Work to complete — Convert every line of the material into a numbered list, skipping any blank lines. Omit the pictures from the list.

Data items
* start *

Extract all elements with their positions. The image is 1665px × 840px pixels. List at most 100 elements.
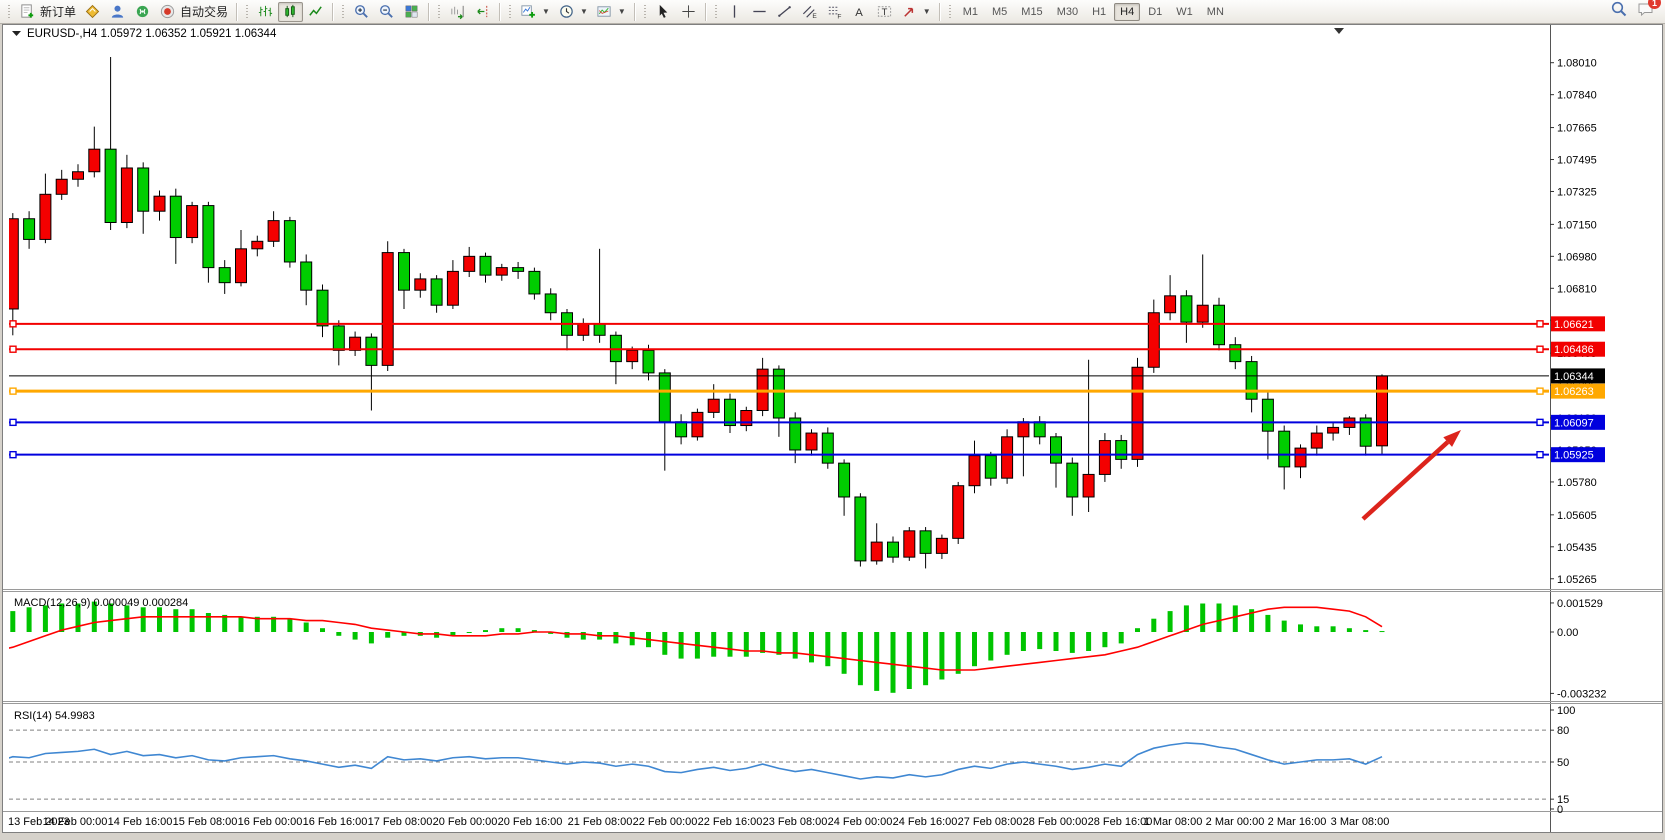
candle-body xyxy=(1294,447,1307,468)
line-handle[interactable] xyxy=(1536,387,1544,395)
line-handle[interactable] xyxy=(1536,345,1544,353)
periods-icon xyxy=(558,3,575,20)
add-indicator-button[interactable]: ▼ xyxy=(516,2,554,22)
timeframe-button-d1[interactable]: D1 xyxy=(1142,3,1168,21)
timeframe-button-h1[interactable]: H1 xyxy=(1086,3,1112,21)
candle xyxy=(1098,433,1111,482)
templates-button[interactable]: ▼ xyxy=(592,2,630,22)
arrow-head xyxy=(1443,430,1461,447)
channel-button[interactable]: E xyxy=(797,2,822,22)
arrow-shaft xyxy=(1361,440,1450,521)
tile-windows-button[interactable] xyxy=(399,2,424,22)
tile-windows-icon xyxy=(403,3,420,20)
candle xyxy=(724,393,736,434)
time-axis-label: 3 Mar 08:00 xyxy=(1331,816,1390,828)
candle-body xyxy=(218,267,231,284)
toolbar-separator xyxy=(938,2,941,21)
line-handle[interactable] xyxy=(9,387,17,395)
timeframe-button-m15[interactable]: M15 xyxy=(1015,3,1048,21)
timeframe-button-mn[interactable]: MN xyxy=(1201,3,1230,21)
candle xyxy=(349,331,362,356)
candle-body xyxy=(186,205,199,239)
auto-scroll-button[interactable] xyxy=(445,2,470,22)
main-toolbar: 新订单 自动交易 ▼ ▼ ▼ E F A xyxy=(0,0,1665,24)
cursor-button[interactable] xyxy=(651,2,676,22)
signals-button[interactable] xyxy=(130,2,155,22)
timeframe-button-m30[interactable]: M30 xyxy=(1051,3,1084,21)
candle xyxy=(235,230,247,287)
candle xyxy=(544,288,557,321)
symbol-dropdown[interactable] xyxy=(12,31,21,36)
community-button[interactable] xyxy=(105,2,130,22)
price-badge-label: 1.05925 xyxy=(1554,450,1594,462)
fibonacci-button[interactable]: F xyxy=(822,2,847,22)
price-tick-label: 1.07665 xyxy=(1557,123,1597,135)
candle-body xyxy=(1196,304,1209,323)
time-axis-label: 2 Mar 16:00 xyxy=(1268,816,1327,828)
vertical-line-button[interactable] xyxy=(722,2,747,22)
line-handle[interactable] xyxy=(9,320,17,328)
zoom-in-button[interactable] xyxy=(349,2,374,22)
line-handle[interactable] xyxy=(1536,320,1544,328)
horizontal-line-button[interactable] xyxy=(747,2,772,22)
chart-shift-marker[interactable] xyxy=(1334,28,1344,34)
new-order-button[interactable]: 新订单 xyxy=(15,2,80,22)
price-tick-label: 1.06810 xyxy=(1557,283,1597,295)
candle-body xyxy=(577,323,590,336)
bar-chart-button[interactable] xyxy=(253,2,278,22)
macd-bar xyxy=(1330,626,1336,632)
line-handle[interactable] xyxy=(9,345,17,353)
candle xyxy=(1066,457,1079,516)
candlestick-button[interactable] xyxy=(278,1,304,22)
timeframe-button-m1[interactable]: M1 xyxy=(957,3,984,21)
new-order-icon xyxy=(19,3,36,20)
timeframe-button-w1[interactable]: W1 xyxy=(1170,3,1199,21)
zoom-out-button[interactable] xyxy=(374,2,399,22)
candle xyxy=(120,154,133,229)
price-tick-label: 1.05780 xyxy=(1557,477,1597,489)
trendline-button[interactable] xyxy=(772,2,797,22)
candle-body xyxy=(903,530,916,558)
timeframe-button-h4[interactable]: H4 xyxy=(1114,2,1141,21)
candle xyxy=(772,365,785,437)
chevron-down-icon: ▼ xyxy=(542,7,550,16)
candle-body xyxy=(332,325,345,351)
arrows-button[interactable]: ▼ xyxy=(897,2,935,22)
macd-bar xyxy=(1069,632,1075,653)
auto-trading-button[interactable]: 自动交易 xyxy=(155,2,232,22)
candle-body xyxy=(805,432,818,451)
candle-body xyxy=(479,255,492,276)
candle-body xyxy=(740,410,753,427)
candle-body xyxy=(658,372,671,423)
line-handle[interactable] xyxy=(9,450,17,459)
macd-bar xyxy=(336,632,342,636)
candle xyxy=(935,534,948,560)
macd-bar xyxy=(874,632,880,691)
annotation-arrow[interactable] xyxy=(1361,430,1461,521)
periods-button[interactable]: ▼ xyxy=(554,2,592,22)
candle xyxy=(528,267,541,300)
text-label-icon: T xyxy=(876,3,893,20)
profiles-button[interactable] xyxy=(80,2,105,22)
candle xyxy=(300,254,313,306)
candle-body xyxy=(691,411,704,438)
chart-window-frame xyxy=(2,24,1663,833)
price-badge: 1.06486 xyxy=(1551,341,1605,357)
line-handle[interactable] xyxy=(1536,418,1544,427)
new-order-label: 新订单 xyxy=(40,5,77,19)
macd-bar xyxy=(776,632,782,655)
timeframe-button-m5[interactable]: M5 xyxy=(986,3,1013,21)
crosshair-button[interactable] xyxy=(676,2,701,22)
line-handle[interactable] xyxy=(9,418,17,427)
line-handle[interactable] xyxy=(1536,450,1544,459)
time-axis-label: 20 Feb 00:00 xyxy=(433,816,498,828)
text-button[interactable]: A xyxy=(847,2,872,22)
svg-text:F: F xyxy=(837,14,841,20)
chart-shift-button[interactable] xyxy=(470,2,495,22)
notifications-button[interactable]: 1 xyxy=(1636,0,1661,23)
text-label-button[interactable]: T xyxy=(872,2,897,22)
macd-axis-label: -0.003232 xyxy=(1557,688,1607,700)
line-chart-button[interactable] xyxy=(303,2,328,22)
search-icon[interactable] xyxy=(1610,0,1628,23)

* end *

Solution to this exercise —
1. Extract all elements with their positions. The image is 1665px × 840px pixels. List at most 100 elements.
2. candle-body xyxy=(1294,447,1307,468)
3. line-handle[interactable] xyxy=(1536,387,1544,395)
4. line-handle[interactable] xyxy=(1536,345,1544,353)
5. periods-icon xyxy=(558,3,575,20)
6. add-indicator-button[interactable]: ▼ xyxy=(516,2,554,22)
7. timeframe-button-d1[interactable]: D1 xyxy=(1142,3,1168,21)
8. timeframe-button-h1[interactable]: H1 xyxy=(1086,3,1112,21)
9. candle xyxy=(1098,433,1111,482)
10. templates-button[interactable]: ▼ xyxy=(592,2,630,22)
11. arrow-head xyxy=(1443,430,1461,447)
12. channel-button[interactable]: E xyxy=(797,2,822,22)
13. arrow-shaft xyxy=(1361,440,1450,521)
14. tile-windows-button[interactable] xyxy=(399,2,424,22)
15. tile-windows-icon xyxy=(403,3,420,20)
16. candle xyxy=(724,393,736,434)
17. time-axis-label: 3 Mar 08:00 xyxy=(1331,816,1390,828)
18. candle-body xyxy=(218,267,231,284)
19. toolbar-separator xyxy=(938,2,941,21)
20. line-handle[interactable] xyxy=(9,387,17,395)
21. timeframe-button-m15[interactable]: M15 xyxy=(1015,3,1048,21)
22. timeframe-button-mn[interactable]: MN xyxy=(1201,3,1230,21)
23. candle xyxy=(349,331,362,356)
24. candle-body xyxy=(186,205,199,239)
25. auto-scroll-button[interactable] xyxy=(445,2,470,22)
26. main-toolbar: 新订单 自动交易 ▼ ▼ ▼ E F A xyxy=(0,0,1665,24)
27. cursor-button[interactable] xyxy=(651,2,676,22)
28. signals-button[interactable] xyxy=(130,2,155,22)
29. timeframe-button-m30[interactable]: M30 xyxy=(1051,3,1084,21)
30. candle xyxy=(235,230,247,287)
31. candle xyxy=(544,288,557,321)
32. symbol-dropdown[interactable] xyxy=(12,31,21,36)
33. community-button[interactable] xyxy=(105,2,130,22)
34. price-badge-label: 1.05925 xyxy=(1554,450,1594,462)
35. fibonacci-button[interactable]: F xyxy=(822,2,847,22)
36. price-tick-label: 1.07665 xyxy=(1557,123,1597,135)
37. candle-body xyxy=(1196,304,1209,323)
38. time-axis-label: 2 Mar 16:00 xyxy=(1268,816,1327,828)
39. vertical-line-button[interactable] xyxy=(722,2,747,22)
40. line-handle[interactable] xyxy=(9,320,17,328)
41. zoom-in-button[interactable] xyxy=(349,2,374,22)
42. line-handle[interactable] xyxy=(1536,320,1544,328)
43. horizontal-line-button[interactable] xyxy=(747,2,772,22)
44. chart-shift-marker[interactable] xyxy=(1334,28,1344,34)
45. new-order-button[interactable]: 新订单 xyxy=(15,2,80,22)
46. price-tick-label: 1.06810 xyxy=(1557,283,1597,295)
47. candle-body xyxy=(577,323,590,336)
48. bar-chart-button[interactable] xyxy=(253,2,278,22)
49. macd-bar xyxy=(1330,626,1336,632)
50. line-handle[interactable] xyxy=(9,345,17,353)
51. candle xyxy=(1066,457,1079,516)
52. candlestick-button[interactable] xyxy=(278,1,304,22)
53. timeframe-button-m1[interactable]: M1 xyxy=(957,3,984,21)
54. new-order-icon xyxy=(19,3,36,20)
55. timeframe-button-w1[interactable]: W1 xyxy=(1170,3,1199,21)
56. zoom-out-button[interactable] xyxy=(374,2,399,22)
57. candle xyxy=(120,154,133,229)
58. price-tick-label: 1.05780 xyxy=(1557,477,1597,489)
59. trendline-button[interactable] xyxy=(772,2,797,22)
60. candle-body xyxy=(903,530,916,558)
61. timeframe-button-h4[interactable]: H4 xyxy=(1114,2,1141,21)
62. candle xyxy=(772,365,785,437)
63. chevron-down-icon: ▼ xyxy=(542,7,550,16)
64. candle-body xyxy=(332,325,345,351)
65. arrows-button[interactable]: ▼ xyxy=(897,2,935,22)
66. macd-bar xyxy=(1069,632,1075,653)
67. auto-trading-button[interactable]: 自动交易 xyxy=(155,2,232,22)
68. candle-body xyxy=(805,432,818,451)
69. candle-body xyxy=(479,255,492,276)
70. candle-body xyxy=(740,410,753,427)
71. candle-body xyxy=(658,372,671,423)
72. line-handle[interactable] xyxy=(9,450,17,459)
73. macd-bar xyxy=(336,632,342,636)
74. candle xyxy=(935,534,948,560)
75. macd-bar xyxy=(874,632,880,691)
76. annotation-arrow[interactable] xyxy=(1361,430,1461,521)
77. periods-button[interactable]: ▼ xyxy=(554,2,592,22)
78. candle xyxy=(528,267,541,300)
79. text-label-icon: T xyxy=(876,3,893,20)
80. profiles-button[interactable] xyxy=(80,2,105,22)
81. candle xyxy=(300,254,313,306)
82. candle-body xyxy=(691,411,704,438)
83. chart-window-frame xyxy=(2,24,1663,833)
84. price-badge: 1.06486 xyxy=(1551,341,1605,357)
85. line-handle[interactable] xyxy=(1536,418,1544,427)
86. new-order-label: 新订单 xyxy=(40,5,77,19)
87. macd-bar xyxy=(776,632,782,655)
88. timeframe-button-m5[interactable]: M5 xyxy=(986,3,1013,21)
89. crosshair-button[interactable] xyxy=(676,2,701,22)
90. line-handle[interactable] xyxy=(9,418,17,427)
91. line-handle[interactable] xyxy=(1536,450,1544,459)
92. time-axis-label: 20 Feb 00:00 xyxy=(433,816,498,828)
93. text-button[interactable]: A xyxy=(847,2,872,22)
94. svg-text:F: F xyxy=(837,14,841,20)
95. chart-shift-button[interactable] xyxy=(470,2,495,22)
96. notifications-button[interactable]: 1 xyxy=(1636,0,1661,23)
97. text-label-button[interactable]: T xyxy=(872,2,897,22)
98. macd-axis-label: -0.003232 xyxy=(1557,688,1607,700)
99. line-chart-button[interactable] xyxy=(303,2,328,22)
100. search-icon[interactable] xyxy=(1610,0,1628,23)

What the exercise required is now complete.